## Requirement:
Below are records to transcribe exactly, without their pictures.

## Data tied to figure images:
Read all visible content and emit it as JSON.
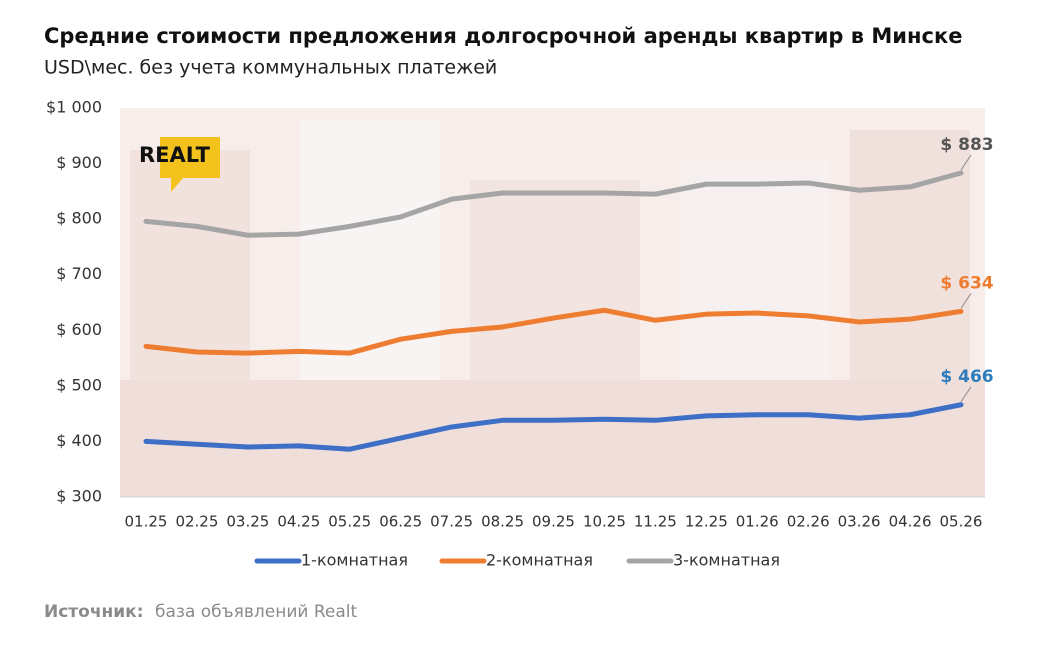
{
  "chart_data": {
    "type": "line",
    "title": "Средние стоимости предложения долгосрочной аренды квартир в Минске",
    "subtitle": "USD\\мес. без учета коммунальных платежей",
    "logo": "REALT",
    "source_label": "Источник:",
    "source": "база объявлений Realt",
    "categories": [
      "01.25",
      "02.25",
      "03.25",
      "04.25",
      "05.25",
      "06.25",
      "07.25",
      "08.25",
      "09.25",
      "10.25",
      "11.25",
      "12.25",
      "01.26",
      "02.26",
      "03.26",
      "04.26",
      "05.26"
    ],
    "ylim": [
      300,
      1000
    ],
    "yticks": [
      {
        "value": 300,
        "label": "$ 300"
      },
      {
        "value": 400,
        "label": "$ 400"
      },
      {
        "value": 500,
        "label": "$ 500"
      },
      {
        "value": 600,
        "label": "$ 600"
      },
      {
        "value": 700,
        "label": "$ 700"
      },
      {
        "value": 800,
        "label": "$ 800"
      },
      {
        "value": 900,
        "label": "$ 900"
      },
      {
        "value": 1000,
        "label": "$1 000"
      }
    ],
    "legend": "bottom",
    "series": [
      {
        "name": "1-комнатная",
        "color": "#3d6fc6",
        "label_color": "#2b7bbd",
        "values": [
          400,
          395,
          390,
          392,
          386,
          406,
          426,
          438,
          438,
          440,
          438,
          446,
          448,
          448,
          442,
          448,
          466
        ],
        "value_labels": [
          null,
          null,
          null,
          null,
          null,
          null,
          null,
          null,
          null,
          null,
          null,
          null,
          null,
          null,
          null,
          null,
          "$ 466"
        ]
      },
      {
        "name": "2-комнатная",
        "color": "#ef7d31",
        "label_color": "#ef7d31",
        "values": [
          571,
          561,
          559,
          562,
          559,
          584,
          598,
          606,
          622,
          636,
          618,
          629,
          631,
          626,
          615,
          620,
          634
        ],
        "value_labels": [
          null,
          null,
          null,
          null,
          null,
          null,
          null,
          null,
          null,
          null,
          null,
          null,
          null,
          null,
          null,
          null,
          "$ 634"
        ]
      },
      {
        "name": "3-комнатная",
        "color": "#a5a5a5",
        "label_color": "#555555",
        "values": [
          796,
          787,
          771,
          773,
          787,
          804,
          836,
          847,
          847,
          847,
          845,
          863,
          863,
          865,
          852,
          858,
          883
        ],
        "value_labels": [
          null,
          null,
          null,
          null,
          null,
          null,
          null,
          null,
          null,
          null,
          null,
          null,
          null,
          null,
          null,
          null,
          "$ 883"
        ]
      }
    ]
  }
}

## Reply to the exercise:
Read all visible content and emit it as JSON.
{
  "chart_data": {
    "type": "line",
    "title": "Средние стоимости предложения долгосрочной аренды квартир в Минске",
    "subtitle": "USD\\мес. без учета коммунальных платежей",
    "logo": "REALT",
    "source_label": "Источник:",
    "source": "база объявлений Realt",
    "categories": [
      "01.25",
      "02.25",
      "03.25",
      "04.25",
      "05.25",
      "06.25",
      "07.25",
      "08.25",
      "09.25",
      "10.25",
      "11.25",
      "12.25",
      "01.26",
      "02.26",
      "03.26",
      "04.26",
      "05.26"
    ],
    "ylim": [
      300,
      1000
    ],
    "yticks": [
      {
        "value": 300,
        "label": "$ 300"
      },
      {
        "value": 400,
        "label": "$ 400"
      },
      {
        "value": 500,
        "label": "$ 500"
      },
      {
        "value": 600,
        "label": "$ 600"
      },
      {
        "value": 700,
        "label": "$ 700"
      },
      {
        "value": 800,
        "label": "$ 800"
      },
      {
        "value": 900,
        "label": "$ 900"
      },
      {
        "value": 1000,
        "label": "$1 000"
      }
    ],
    "legend": "bottom",
    "series": [
      {
        "name": "1-комнатная",
        "color": "#3d6fc6",
        "label_color": "#2b7bbd",
        "values": [
          400,
          395,
          390,
          392,
          386,
          406,
          426,
          438,
          438,
          440,
          438,
          446,
          448,
          448,
          442,
          448,
          466
        ],
        "value_labels": [
          null,
          null,
          null,
          null,
          null,
          null,
          null,
          null,
          null,
          null,
          null,
          null,
          null,
          null,
          null,
          null,
          "$ 466"
        ]
      },
      {
        "name": "2-комнатная",
        "color": "#ef7d31",
        "label_color": "#ef7d31",
        "values": [
          571,
          561,
          559,
          562,
          559,
          584,
          598,
          606,
          622,
          636,
          618,
          629,
          631,
          626,
          615,
          620,
          634
        ],
        "value_labels": [
          null,
          null,
          null,
          null,
          null,
          null,
          null,
          null,
          null,
          null,
          null,
          null,
          null,
          null,
          null,
          null,
          "$ 634"
        ]
      },
      {
        "name": "3-комнатная",
        "color": "#a5a5a5",
        "label_color": "#555555",
        "values": [
          796,
          787,
          771,
          773,
          787,
          804,
          836,
          847,
          847,
          847,
          845,
          863,
          863,
          865,
          852,
          858,
          883
        ],
        "value_labels": [
          null,
          null,
          null,
          null,
          null,
          null,
          null,
          null,
          null,
          null,
          null,
          null,
          null,
          null,
          null,
          null,
          "$ 883"
        ]
      }
    ]
  }
}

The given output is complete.